* [EXCERPTED TEXT]

-=-=-=-=-

Working for the Council of Agriculture and in various other roles as a public servant afforded Black the opportunity to travel throughout Tasmania and, making use of his new knowledge of the flora, he collected plant specimens. While collecting plants was not part of his job description, he took advantage of his travels and amassed a large collection of Tasmanian plants representing a wide range of taxa from different ecosystems.

Black was an original member, treasurer and later vice-president of the Tasmanian Field Naturalist’s Club.

He moved to Sydney in 1926 and worked for Christian Bjelke-Petersen at the Bjelke-Petersen School of Physical Culture and then moved to Melbourne in 1931 during the depression. In Melbourne he worked for a chemical company distributing fertilisers around north-eastern Victoria and the Upper Murray region of New South Wales, which provided another valuable opportunity to collect plants.

During this time he focused on collecting grasses, sedges and rushes, mostly around the central highlands of Victoria and other ranges into New South Wales. These collections proved valuable and many of the specimens he collected were new to science.

==Legacy==
===R. A. Black Herbarium===
In 1952 Raleigh A. Black estimated his herbarium included approximately 15,000 specimens, with around 9,000 numbered sheets and about 6,000 duplicates. The collection is systematically organised, with diligently recorded information on handwritten labels, and unique reference numbers for every collection object relating to a card catalogue to easily find species. Most of the specimens collected by Black are from Tasmania though some are from north-eastern Victoria and south-eastern New South Wales.

Also included in the R.A. Black herbarium are specimens exchanged with botanists and collectors from elsewhere in Australia and the world, including Stanley Thatcher Blake (Queensland), Bernard Boivin (Canada), Agnes Chase (U.S.A.), Rev. G. Holmes (Kimberley), and Charles Edward Hubbard (U.K.).

Black began negotiating the sale of his herbarium in 1946, first with the Arnold Arboretum and then Royal Botanic Gardens, Kew but it was deemed important to keep the specimens in Australia. It was eventually sold to the National Herbarium of Victoria in August 1957 for £300.

The R. A. Black herbarium includes 36 type specimens. Around 7,000 specimens collected by Black are databased at the National Herbarium of Victoria and are available through the Australasian Virtual Herbarium.

===Notable Species===
- Eucalyptus ×radiodives R.A.Black is a rare hybrid of Eucalyptus dives Schauer and Eucalyptus radiata Sieber ex DC. described by Black in The Victorian Naturalist, from a specimen he collected near Mansfield.
- Black collected a specimen near Mount Hotham that was designated the type of Carex raleighii Nelmes and the species was named in his honour.

-=-=-=-=-

* [RECORDED INFORMATION]
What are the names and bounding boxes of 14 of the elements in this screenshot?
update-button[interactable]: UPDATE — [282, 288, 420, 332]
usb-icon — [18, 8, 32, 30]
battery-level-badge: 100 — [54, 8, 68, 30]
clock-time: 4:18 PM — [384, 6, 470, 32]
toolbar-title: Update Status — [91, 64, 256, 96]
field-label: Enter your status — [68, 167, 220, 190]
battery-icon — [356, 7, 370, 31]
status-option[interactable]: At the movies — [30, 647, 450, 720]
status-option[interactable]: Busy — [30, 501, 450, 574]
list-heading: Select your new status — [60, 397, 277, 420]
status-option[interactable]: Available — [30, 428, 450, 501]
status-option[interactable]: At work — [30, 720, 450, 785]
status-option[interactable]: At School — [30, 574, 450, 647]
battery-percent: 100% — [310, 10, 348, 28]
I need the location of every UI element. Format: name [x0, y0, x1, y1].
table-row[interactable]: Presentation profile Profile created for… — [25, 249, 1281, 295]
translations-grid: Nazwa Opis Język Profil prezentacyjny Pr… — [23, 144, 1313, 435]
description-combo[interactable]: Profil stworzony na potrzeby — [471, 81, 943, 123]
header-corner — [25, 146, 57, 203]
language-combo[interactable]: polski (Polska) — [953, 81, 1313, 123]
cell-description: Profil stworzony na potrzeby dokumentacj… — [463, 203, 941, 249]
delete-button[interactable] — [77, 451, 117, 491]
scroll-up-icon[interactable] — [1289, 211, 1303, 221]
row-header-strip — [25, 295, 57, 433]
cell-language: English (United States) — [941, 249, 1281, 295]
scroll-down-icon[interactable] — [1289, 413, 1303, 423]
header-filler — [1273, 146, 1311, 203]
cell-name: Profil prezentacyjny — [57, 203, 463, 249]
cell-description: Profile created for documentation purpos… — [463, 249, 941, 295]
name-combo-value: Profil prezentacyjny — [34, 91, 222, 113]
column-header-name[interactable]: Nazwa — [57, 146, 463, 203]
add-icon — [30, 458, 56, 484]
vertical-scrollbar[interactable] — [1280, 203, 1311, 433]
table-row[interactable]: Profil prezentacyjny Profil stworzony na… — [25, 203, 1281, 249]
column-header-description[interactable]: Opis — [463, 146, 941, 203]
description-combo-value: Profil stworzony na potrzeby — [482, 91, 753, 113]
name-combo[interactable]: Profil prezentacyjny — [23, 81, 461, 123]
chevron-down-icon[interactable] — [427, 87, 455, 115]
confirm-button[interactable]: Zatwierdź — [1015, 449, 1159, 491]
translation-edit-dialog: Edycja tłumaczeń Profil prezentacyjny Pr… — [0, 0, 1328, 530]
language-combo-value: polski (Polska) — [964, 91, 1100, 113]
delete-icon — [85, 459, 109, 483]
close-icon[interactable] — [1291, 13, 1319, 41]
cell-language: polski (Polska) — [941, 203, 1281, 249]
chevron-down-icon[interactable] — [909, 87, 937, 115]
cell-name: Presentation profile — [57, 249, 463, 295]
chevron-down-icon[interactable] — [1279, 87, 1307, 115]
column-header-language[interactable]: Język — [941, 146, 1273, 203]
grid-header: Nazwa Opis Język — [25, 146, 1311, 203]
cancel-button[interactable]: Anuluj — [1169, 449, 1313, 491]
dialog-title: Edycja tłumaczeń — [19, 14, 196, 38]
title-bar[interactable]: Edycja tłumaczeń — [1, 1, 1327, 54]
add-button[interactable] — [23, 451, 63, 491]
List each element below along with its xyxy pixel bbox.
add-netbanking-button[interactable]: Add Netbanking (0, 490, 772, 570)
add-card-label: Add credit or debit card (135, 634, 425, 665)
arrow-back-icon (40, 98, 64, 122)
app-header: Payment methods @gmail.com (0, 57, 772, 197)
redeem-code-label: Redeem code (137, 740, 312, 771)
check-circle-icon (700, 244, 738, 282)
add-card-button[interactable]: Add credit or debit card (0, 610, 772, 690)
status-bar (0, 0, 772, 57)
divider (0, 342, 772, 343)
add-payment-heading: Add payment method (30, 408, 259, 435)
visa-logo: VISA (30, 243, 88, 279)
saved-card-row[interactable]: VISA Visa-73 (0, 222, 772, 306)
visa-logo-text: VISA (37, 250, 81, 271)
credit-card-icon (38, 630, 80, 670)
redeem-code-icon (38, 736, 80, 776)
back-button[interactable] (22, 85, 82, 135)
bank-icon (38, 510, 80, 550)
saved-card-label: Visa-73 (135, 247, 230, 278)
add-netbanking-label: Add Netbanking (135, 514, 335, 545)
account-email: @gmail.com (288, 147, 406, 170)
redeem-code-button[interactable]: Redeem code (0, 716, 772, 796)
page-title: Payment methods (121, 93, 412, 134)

-=-=-=-=-

* [ACTIVITY 1] According to the excerpt on R. A. Black, for what price was his herbarium sold to the National Herbarium of Victoria?
* [ACTIVITY 2] Reproduce the passage of the excerpt on R. A. Black starting with "Also included in" and going on through "Edward Hubbard (U.K.).".
Rely only on the excerpt on R. A. Black for what comes next.

* [EXPECTED ANSWER 1] It was sold for £300.

* [EXPECTED ANSWER 2]
Also included in the R.A. Black herbarium are specimens exchanged with botanists and collectors from elsewhere in Australia and the world, including Stanley Thatcher Blake (Queensland), Bernard Boivin (Canada), Agnes Chase (U.S.A.), Rev. G. Holmes (Kimberley), and Charles Edward Hubbard (U.K.).